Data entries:

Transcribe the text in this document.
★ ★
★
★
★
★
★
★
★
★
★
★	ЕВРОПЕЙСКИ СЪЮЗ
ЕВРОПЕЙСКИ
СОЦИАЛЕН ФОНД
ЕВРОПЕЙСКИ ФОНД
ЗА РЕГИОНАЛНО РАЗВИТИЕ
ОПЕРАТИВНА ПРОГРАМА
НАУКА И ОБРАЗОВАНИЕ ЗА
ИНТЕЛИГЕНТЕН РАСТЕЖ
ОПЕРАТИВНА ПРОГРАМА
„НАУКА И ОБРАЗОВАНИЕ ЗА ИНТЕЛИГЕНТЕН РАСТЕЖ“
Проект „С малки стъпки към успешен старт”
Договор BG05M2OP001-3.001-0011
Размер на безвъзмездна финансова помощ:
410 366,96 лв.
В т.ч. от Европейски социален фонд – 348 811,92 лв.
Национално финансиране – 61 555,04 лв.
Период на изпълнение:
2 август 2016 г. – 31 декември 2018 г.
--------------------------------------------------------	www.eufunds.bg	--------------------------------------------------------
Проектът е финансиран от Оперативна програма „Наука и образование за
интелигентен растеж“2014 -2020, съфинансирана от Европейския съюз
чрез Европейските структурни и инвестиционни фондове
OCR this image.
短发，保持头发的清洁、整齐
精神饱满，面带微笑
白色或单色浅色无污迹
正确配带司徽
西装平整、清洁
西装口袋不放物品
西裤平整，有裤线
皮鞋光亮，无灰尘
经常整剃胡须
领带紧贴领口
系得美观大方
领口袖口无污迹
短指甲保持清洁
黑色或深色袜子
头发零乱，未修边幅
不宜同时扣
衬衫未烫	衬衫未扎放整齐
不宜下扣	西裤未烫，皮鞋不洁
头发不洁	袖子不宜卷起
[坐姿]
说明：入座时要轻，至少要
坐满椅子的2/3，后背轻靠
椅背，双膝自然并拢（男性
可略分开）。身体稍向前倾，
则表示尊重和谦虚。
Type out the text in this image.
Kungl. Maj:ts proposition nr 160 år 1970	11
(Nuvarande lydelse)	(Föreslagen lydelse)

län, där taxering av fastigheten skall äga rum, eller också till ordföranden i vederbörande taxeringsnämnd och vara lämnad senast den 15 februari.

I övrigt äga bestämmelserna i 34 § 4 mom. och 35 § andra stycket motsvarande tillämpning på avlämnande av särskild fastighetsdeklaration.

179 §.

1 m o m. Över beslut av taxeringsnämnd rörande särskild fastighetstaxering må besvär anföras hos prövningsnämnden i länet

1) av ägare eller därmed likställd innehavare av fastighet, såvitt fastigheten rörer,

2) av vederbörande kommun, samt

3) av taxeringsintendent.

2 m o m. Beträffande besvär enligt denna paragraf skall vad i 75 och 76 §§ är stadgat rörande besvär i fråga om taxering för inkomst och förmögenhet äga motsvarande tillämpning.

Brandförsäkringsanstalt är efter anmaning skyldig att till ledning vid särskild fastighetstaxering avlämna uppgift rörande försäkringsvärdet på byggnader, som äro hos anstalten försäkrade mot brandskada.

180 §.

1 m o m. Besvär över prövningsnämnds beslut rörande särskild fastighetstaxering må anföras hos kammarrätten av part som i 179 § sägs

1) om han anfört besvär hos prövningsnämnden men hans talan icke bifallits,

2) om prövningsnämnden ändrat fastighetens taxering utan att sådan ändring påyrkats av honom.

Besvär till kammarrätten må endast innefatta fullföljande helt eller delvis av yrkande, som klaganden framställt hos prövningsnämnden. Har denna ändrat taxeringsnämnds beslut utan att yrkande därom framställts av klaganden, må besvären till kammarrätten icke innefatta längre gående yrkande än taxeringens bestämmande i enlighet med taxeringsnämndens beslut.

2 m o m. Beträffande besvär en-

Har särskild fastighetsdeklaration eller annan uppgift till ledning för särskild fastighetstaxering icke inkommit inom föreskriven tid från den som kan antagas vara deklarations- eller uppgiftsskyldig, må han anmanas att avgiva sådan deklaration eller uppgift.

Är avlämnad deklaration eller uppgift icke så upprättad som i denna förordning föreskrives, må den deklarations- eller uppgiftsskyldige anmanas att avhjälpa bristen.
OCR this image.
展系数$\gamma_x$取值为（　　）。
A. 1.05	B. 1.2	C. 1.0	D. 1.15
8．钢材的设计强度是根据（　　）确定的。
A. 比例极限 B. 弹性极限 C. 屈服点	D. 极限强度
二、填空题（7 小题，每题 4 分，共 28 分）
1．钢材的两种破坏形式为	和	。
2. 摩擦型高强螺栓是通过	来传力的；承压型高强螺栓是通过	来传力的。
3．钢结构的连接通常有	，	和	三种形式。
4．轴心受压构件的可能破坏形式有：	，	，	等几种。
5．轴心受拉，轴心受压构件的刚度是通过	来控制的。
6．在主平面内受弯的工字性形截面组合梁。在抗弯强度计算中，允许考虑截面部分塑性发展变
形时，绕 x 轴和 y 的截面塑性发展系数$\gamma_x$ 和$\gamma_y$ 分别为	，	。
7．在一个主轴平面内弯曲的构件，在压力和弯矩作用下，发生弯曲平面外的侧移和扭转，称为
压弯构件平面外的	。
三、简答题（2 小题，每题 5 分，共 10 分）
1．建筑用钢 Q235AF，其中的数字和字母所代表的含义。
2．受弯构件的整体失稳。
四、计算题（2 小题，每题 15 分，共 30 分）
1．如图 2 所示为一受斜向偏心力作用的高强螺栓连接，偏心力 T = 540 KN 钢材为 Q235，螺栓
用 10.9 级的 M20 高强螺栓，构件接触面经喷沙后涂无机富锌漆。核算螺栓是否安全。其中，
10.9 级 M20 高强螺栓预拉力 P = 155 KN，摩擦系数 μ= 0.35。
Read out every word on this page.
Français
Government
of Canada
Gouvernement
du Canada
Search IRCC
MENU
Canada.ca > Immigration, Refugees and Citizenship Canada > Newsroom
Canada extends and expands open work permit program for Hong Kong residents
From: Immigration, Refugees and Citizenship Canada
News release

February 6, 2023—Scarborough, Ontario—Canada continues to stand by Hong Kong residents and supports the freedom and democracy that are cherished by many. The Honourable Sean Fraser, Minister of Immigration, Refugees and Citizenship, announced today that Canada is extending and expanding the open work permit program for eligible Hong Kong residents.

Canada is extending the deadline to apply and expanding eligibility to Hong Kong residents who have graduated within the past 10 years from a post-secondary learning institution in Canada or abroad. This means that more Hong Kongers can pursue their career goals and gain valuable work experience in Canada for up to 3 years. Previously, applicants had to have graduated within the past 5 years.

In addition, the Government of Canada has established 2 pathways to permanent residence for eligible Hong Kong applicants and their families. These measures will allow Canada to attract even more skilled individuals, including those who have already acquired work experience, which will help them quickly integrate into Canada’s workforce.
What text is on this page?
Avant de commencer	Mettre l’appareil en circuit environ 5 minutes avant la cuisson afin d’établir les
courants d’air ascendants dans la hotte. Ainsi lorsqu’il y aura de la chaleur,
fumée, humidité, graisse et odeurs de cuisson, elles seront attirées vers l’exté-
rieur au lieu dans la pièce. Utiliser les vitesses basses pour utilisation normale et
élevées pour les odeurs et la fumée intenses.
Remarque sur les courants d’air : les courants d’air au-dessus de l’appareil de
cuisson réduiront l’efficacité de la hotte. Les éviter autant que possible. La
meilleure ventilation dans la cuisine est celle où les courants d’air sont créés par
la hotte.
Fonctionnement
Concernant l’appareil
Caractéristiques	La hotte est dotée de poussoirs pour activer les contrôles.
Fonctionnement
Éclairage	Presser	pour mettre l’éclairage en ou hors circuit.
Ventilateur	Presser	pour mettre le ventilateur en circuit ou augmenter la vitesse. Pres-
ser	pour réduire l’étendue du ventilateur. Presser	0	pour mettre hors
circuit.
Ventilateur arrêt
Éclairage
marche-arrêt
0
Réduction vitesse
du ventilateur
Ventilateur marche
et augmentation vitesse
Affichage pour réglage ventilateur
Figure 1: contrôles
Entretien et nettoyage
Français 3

### PROBLEM
Repeat only what runs from the line holding "What text is on this page?" to the end of the data, keeping every line exactly as written, first and last included.

### EXERCISE SOLUTION
What text is on this page?
Avant de commencer	Mettre l’appareil en circuit environ 5 minutes avant la cuisson afin d’établir les
courants d’air ascendants dans la hotte. Ainsi lorsqu’il y aura de la chaleur,
fumée, humidité, graisse et odeurs de cuisson, elles seront attirées vers l’exté-
rieur au lieu dans la pièce. Utiliser les vitesses basses pour utilisation normale et
élevées pour les odeurs et la fumée intenses.
Remarque sur les courants d’air : les courants d’air au-dessus de l’appareil de
cuisson réduiront l’efficacité de la hotte. Les éviter autant que possible. La
meilleure ventilation dans la cuisine est celle où les courants d’air sont créés par
la hotte.
Fonctionnement
Concernant l’appareil
Caractéristiques	La hotte est dotée de poussoirs pour activer les contrôles.
Fonctionnement
Éclairage	Presser	pour mettre l’éclairage en ou hors circuit.
Ventilateur	Presser	pour mettre le ventilateur en circuit ou augmenter la vitesse. Pres-
ser	pour réduire l’étendue du ventilateur. Presser	0	pour mettre hors
circuit.
Ventilateur arrêt
Éclairage
marche-arrêt
0
Réduction vitesse
du ventilateur
Ventilateur marche
et augmentation vitesse
Affichage pour réglage ventilateur
Figure 1: contrôles
Entretien et nettoyage
Français 3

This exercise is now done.